──────── Extract provided

The stage is set for Everton's first meeting with Liverpool in the FA Cup semis since 1977, one of the most highly-anticipated and high-stakes derby games in recent times. The entire city of Liverpool has been divided into its blue and red halves over the weeks preceding this 218th game between the two clubs as the respective managers have claimed to be focusing on their Premiership fixtures. However the long wait is now over, and the tension has built up to a fever-pitch, with both teams carrying the heavy weight of expectations into the Saturday noon-time game.To add to that is the fact that the game comes a day before the 23rd anniversary of the Hillsborough disaster and we have a perfect storm of emotion building up for this particular game.
With just hours to go now before kickoff, let's cut through the hype and publicity, name and fame, and get to what really matters - who's going to be playing and what can we expect to happen? Keep it here after the jump for more.

────────────────
──────── Entries supplied

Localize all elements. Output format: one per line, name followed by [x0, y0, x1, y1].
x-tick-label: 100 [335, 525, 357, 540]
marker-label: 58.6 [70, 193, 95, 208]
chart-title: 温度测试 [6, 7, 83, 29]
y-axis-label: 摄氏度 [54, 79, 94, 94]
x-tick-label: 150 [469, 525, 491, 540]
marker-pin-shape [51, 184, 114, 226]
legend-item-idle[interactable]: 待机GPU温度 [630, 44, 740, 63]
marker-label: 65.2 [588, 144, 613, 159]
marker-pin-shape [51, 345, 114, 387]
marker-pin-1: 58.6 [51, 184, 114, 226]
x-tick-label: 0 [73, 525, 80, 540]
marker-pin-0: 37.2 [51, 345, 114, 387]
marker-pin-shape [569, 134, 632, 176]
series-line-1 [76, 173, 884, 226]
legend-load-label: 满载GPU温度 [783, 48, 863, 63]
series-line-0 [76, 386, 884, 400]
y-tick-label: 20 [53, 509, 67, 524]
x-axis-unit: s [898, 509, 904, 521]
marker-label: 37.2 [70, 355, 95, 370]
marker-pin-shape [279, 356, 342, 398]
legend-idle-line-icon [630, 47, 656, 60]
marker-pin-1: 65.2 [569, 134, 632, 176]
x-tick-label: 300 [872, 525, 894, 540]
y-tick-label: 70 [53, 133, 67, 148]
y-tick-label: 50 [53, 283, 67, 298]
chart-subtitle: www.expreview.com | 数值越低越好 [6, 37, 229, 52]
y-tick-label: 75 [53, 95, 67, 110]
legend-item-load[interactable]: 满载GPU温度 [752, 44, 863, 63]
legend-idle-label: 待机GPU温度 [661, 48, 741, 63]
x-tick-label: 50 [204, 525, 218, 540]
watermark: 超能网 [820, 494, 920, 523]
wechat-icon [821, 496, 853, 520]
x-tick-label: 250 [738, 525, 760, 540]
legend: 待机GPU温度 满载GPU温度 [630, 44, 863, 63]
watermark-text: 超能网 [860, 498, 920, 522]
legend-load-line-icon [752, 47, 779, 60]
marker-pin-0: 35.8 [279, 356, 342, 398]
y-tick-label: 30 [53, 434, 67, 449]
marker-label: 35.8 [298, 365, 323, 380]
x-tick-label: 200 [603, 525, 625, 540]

────────────────

[Given instruction] Can you repeat, word for word, the stretch of the Everton–Liverpool derby preview from "The stage is" through "this particular game."? None of this data is needed here.

[Written response]
The stage is set for Everton's first meeting with Liverpool in the FA Cup semis since 1977, one of the most highly-anticipated and high-stakes derby games in recent times. The entire city of Liverpool has been divided into its blue and red halves over the weeks preceding this 218th game between the two clubs as the respective managers have claimed to be focusing on their Premiership fixtures. However the long wait is now over, and the tension has built up to a fever-pitch, with both teams carrying the heavy weight of expectations into the Saturday noon-time game.To add to that is the fact that the game comes a day before the 23rd anniversary of the Hillsborough disaster and we have a perfect storm of emotion building up for this particular game.